La fotografía me descubrió uno de los pilares de mis creencias, y es que la objetividad no existe, aunque pretenderla o aspirar a ella son actitudes muy loables.
En mi caso, los años analógicos y los años (exclusivamente) digitales ya están casi a la par, y juntos suman ya 30 otoños. No soy de los que echo de menos lo analógico, al menos en lo que concierne a procesos de producción de imágenes, ya que sería absurdo negar todo lo que mi conversión al digital me ha brindado, creativa y, sobretodo, profesionalmente, desde que en 1998 entré de bruces al tema, no solo en el campo de la fotografía, sino también en el del diseño (mi otra pasión). Pero reconozco, como buen nostálgico experimentado, que a veces, cuando cierro los ojos y me traslado mentalmente a mis primeros años de blanco y negro, y revivo las sensaciones de aquella época fotográfica, siento una complacencia anímica cercana a una sobredosis de Calm, esa app que aspira a sustituir el consumo de valerianas. Supongo que, aunque no eche de menos los procesos técnicos, si que echo de menos la esencia del acto fotográfico de entonces, la del observador cargado con una cámara que captura fragmentos interesados de aquello que ve, con los que crear un discurso visual que, en muchos aspectos, en mi caso, era más cercano al “mundo interior” que a cualquier interés por mostrar el mundo exterior desde un punto de vista realista.

**REGISTROS DEL CONJUNTO:**

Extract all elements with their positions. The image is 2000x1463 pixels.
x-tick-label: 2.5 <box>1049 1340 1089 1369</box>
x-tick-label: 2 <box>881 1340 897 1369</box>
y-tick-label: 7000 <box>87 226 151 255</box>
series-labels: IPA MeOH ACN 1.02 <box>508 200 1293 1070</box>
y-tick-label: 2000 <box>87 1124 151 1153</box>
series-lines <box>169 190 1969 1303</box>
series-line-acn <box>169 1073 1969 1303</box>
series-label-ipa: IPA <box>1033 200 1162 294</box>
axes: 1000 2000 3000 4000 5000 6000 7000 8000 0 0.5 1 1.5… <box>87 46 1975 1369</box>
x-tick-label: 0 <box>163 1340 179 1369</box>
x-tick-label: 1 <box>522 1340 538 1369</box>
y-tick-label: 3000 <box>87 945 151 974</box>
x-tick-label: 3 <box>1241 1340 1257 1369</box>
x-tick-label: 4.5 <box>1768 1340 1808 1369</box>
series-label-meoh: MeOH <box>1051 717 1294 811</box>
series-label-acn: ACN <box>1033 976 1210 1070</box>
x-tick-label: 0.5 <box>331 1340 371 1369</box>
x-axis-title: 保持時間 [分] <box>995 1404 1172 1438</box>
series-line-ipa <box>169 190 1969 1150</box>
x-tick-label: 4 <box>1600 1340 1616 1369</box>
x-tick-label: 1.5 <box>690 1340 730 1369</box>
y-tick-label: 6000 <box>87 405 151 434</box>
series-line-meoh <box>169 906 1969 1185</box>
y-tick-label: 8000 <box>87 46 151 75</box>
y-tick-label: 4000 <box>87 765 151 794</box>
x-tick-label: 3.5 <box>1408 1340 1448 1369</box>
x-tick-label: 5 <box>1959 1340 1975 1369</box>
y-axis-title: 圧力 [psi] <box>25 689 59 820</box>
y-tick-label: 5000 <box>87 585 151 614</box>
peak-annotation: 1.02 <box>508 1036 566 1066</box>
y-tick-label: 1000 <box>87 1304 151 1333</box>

**SU OBJETIVO:**
Traduzca al inglés esta oración del fragmento sobre la fotografía: «La fotografía me descubrió uno de los pilares de mis creencias, y es que la objetividad no existe, aunque pretenderla o aspirar a ella son actitudes muy loables.» Los registros no guardan relación alguna con el fragmento.

**RESPUESTA AL EJERCICIO:**
Photography revealed to me one of the pillars of my beliefs, namely that objectivity does not exist, although striving for it or aspiring to it are highly commendable attitudes.